BEGIN SUPPLIED DATA

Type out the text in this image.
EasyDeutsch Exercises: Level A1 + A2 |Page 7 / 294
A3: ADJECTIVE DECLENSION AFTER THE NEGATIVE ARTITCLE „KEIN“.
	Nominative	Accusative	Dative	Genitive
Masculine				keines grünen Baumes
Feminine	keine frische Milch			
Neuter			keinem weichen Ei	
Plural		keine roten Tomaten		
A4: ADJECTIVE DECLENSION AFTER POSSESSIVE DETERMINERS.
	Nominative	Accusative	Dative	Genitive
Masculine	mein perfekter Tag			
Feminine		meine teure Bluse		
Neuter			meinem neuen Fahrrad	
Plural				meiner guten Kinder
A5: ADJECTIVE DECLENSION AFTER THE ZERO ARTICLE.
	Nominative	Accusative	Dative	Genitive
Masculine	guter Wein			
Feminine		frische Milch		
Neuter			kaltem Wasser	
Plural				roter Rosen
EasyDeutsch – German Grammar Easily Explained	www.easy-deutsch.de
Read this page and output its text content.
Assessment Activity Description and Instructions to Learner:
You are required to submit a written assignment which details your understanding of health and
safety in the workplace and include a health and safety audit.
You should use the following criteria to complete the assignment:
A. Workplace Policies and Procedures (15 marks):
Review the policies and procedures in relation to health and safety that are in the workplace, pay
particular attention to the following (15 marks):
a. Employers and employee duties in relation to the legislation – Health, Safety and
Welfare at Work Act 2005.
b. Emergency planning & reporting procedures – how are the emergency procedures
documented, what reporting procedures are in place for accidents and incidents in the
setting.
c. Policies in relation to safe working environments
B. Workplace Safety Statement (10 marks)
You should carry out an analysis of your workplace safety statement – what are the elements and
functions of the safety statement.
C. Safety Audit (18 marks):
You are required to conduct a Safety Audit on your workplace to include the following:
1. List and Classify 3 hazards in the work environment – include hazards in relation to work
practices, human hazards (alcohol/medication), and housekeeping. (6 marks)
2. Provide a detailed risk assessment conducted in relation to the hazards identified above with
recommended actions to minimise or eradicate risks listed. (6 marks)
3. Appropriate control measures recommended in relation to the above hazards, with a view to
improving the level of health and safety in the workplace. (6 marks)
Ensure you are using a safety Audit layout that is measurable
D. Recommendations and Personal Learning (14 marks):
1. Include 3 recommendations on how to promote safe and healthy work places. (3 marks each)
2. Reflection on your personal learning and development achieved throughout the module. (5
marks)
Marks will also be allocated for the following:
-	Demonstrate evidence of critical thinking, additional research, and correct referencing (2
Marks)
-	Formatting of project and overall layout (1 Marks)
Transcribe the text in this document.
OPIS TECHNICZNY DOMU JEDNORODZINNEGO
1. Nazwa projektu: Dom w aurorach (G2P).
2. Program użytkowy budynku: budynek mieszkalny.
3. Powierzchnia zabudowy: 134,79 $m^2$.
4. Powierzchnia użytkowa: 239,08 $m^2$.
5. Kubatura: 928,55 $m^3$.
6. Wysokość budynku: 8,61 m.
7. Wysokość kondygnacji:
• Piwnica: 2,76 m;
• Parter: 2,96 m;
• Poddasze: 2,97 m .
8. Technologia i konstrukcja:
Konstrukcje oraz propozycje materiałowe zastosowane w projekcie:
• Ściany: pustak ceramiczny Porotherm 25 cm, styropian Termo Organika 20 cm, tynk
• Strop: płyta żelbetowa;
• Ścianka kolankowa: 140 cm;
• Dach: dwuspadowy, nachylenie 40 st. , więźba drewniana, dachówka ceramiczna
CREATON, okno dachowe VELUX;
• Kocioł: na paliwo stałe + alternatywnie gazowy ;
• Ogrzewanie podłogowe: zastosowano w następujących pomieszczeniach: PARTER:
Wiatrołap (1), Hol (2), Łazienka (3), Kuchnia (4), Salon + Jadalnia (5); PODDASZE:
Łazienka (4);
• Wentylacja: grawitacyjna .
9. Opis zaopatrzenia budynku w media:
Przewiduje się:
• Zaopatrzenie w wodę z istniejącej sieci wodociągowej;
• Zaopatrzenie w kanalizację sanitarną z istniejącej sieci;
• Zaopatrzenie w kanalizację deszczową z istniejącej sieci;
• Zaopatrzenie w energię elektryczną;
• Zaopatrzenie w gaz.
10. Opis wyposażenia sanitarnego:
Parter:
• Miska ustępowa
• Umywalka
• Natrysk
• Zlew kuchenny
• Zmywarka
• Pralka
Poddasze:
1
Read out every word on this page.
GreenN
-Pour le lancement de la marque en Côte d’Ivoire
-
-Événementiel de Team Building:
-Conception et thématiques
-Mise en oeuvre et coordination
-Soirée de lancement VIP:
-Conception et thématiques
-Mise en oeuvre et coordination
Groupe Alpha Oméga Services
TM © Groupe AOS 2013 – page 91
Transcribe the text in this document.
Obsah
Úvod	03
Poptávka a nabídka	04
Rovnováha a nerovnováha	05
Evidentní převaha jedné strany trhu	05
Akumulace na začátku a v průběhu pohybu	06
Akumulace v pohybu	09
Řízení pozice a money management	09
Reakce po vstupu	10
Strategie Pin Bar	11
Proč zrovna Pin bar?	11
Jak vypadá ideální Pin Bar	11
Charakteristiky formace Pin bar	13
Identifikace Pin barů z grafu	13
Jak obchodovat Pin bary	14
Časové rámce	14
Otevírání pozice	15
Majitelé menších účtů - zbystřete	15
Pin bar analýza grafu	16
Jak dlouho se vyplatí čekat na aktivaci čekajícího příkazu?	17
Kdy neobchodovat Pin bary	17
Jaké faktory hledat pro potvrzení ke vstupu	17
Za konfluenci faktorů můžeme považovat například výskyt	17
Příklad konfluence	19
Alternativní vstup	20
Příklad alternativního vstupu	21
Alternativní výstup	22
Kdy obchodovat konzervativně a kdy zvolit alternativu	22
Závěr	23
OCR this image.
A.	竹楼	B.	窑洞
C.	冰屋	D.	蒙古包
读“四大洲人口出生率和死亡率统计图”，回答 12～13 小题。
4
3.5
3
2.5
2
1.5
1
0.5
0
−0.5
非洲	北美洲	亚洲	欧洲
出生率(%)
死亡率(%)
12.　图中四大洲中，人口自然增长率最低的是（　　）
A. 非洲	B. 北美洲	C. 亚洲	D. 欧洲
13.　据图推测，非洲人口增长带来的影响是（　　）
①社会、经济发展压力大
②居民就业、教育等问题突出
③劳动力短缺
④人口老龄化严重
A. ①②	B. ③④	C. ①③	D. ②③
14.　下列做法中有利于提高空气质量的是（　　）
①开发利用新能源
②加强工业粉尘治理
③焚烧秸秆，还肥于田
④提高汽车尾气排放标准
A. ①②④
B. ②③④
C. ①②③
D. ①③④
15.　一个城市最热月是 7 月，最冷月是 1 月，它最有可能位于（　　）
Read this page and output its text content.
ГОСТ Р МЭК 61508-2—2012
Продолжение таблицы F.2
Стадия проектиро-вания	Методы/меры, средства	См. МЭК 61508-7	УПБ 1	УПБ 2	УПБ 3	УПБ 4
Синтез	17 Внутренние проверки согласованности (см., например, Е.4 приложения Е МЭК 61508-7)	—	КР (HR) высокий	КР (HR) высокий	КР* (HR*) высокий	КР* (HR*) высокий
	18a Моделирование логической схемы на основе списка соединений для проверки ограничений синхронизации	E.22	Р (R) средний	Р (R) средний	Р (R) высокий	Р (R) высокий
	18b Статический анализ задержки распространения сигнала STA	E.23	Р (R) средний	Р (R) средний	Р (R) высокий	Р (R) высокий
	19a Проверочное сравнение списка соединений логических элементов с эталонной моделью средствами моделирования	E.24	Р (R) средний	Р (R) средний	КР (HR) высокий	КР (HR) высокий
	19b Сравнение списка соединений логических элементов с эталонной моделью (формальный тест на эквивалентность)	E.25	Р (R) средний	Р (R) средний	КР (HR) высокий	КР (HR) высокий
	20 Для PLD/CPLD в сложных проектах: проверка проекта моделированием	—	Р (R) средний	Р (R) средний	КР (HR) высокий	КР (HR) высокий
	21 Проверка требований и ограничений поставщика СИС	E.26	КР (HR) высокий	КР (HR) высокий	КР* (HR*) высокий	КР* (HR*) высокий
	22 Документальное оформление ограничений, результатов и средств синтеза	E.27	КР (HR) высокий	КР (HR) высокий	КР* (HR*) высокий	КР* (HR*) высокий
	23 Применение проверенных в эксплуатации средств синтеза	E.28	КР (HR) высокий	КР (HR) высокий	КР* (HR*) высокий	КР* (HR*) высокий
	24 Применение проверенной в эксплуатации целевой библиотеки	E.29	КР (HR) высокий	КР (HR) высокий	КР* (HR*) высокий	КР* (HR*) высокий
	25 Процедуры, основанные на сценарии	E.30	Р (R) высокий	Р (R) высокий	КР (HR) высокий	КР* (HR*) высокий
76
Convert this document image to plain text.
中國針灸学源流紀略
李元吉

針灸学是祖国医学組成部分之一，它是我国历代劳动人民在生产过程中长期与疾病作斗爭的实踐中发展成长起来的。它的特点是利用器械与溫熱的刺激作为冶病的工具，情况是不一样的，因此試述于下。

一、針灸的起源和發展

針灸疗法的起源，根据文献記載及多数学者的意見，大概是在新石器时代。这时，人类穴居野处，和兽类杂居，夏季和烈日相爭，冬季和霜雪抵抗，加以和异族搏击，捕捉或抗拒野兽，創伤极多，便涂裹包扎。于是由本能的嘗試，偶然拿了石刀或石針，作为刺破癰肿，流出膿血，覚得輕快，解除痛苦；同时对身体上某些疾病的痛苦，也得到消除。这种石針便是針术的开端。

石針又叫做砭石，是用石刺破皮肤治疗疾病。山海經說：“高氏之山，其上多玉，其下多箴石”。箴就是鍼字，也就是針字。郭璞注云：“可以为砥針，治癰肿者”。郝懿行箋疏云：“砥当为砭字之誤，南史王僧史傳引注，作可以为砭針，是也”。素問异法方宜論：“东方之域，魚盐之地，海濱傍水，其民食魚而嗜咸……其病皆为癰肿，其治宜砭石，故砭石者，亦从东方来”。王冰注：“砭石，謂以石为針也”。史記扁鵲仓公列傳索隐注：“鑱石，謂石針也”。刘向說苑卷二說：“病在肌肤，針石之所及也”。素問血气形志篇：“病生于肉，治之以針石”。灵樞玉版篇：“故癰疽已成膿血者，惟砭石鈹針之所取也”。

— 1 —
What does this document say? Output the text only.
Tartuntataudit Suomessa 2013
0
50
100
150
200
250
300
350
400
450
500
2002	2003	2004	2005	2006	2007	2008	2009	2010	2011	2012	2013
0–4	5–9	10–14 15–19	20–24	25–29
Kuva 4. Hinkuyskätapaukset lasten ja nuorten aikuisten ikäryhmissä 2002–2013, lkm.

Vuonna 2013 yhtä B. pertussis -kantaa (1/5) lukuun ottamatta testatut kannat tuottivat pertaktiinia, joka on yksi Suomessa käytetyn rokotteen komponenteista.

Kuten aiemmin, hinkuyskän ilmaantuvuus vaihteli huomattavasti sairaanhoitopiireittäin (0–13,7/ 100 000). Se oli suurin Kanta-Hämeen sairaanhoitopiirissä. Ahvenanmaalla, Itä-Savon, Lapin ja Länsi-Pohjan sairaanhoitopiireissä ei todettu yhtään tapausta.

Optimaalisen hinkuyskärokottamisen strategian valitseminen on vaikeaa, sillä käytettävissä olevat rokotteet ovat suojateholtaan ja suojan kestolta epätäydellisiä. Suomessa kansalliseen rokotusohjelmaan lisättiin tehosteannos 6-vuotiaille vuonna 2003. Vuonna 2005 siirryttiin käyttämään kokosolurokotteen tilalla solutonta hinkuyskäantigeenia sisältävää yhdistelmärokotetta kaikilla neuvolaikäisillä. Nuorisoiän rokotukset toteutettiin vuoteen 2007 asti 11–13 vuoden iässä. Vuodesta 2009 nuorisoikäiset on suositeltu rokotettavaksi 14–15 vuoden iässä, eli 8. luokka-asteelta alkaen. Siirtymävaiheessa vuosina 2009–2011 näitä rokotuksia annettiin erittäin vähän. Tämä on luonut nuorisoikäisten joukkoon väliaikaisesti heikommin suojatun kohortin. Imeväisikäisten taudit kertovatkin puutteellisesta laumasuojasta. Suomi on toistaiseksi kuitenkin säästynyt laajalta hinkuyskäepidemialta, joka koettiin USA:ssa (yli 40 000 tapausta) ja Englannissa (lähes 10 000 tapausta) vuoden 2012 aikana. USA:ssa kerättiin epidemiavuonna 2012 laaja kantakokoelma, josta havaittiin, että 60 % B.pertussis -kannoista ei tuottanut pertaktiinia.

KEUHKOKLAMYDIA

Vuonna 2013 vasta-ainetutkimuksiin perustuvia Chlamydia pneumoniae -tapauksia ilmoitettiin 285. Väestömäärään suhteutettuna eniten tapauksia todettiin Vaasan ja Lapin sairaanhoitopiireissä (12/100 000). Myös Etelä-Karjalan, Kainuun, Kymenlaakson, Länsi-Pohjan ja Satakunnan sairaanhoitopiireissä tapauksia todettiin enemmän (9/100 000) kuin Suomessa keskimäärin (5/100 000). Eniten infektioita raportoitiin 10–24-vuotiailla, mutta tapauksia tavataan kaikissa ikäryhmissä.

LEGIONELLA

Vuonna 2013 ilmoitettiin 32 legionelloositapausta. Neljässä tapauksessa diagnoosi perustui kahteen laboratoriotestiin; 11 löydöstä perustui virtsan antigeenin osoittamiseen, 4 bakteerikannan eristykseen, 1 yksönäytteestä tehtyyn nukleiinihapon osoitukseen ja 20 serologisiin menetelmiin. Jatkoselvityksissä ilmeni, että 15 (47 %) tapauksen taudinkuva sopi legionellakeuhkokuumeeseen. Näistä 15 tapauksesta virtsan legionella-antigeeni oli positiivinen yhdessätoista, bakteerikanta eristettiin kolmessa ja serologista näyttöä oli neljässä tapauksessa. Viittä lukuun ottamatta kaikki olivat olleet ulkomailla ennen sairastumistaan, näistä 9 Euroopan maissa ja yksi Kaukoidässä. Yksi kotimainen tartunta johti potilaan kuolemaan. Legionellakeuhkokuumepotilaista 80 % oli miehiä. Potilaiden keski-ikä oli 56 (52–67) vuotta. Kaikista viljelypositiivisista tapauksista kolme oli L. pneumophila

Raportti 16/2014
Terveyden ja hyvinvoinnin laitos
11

END SUPPLIED DATA

**PROBLEM DETAILS**
Look through the listing above. Pick out each line with "проверки" and copy it.

**FULL ANSWER**
Синтез	17 Внутренние проверки согласованности (см., например, Е.4 приложения Е МЭК 61508-7)	—	КР (HR) высокий	КР (HR) высокий	КР* (HR*) высокий	КР* (HR*) высокий
	18a Моделирование логической схемы на основе списка соединений для проверки ограничений синхронизации	E.22	Р (R) средний	Р (R) средний	Р (R) высокий	Р (R) высокий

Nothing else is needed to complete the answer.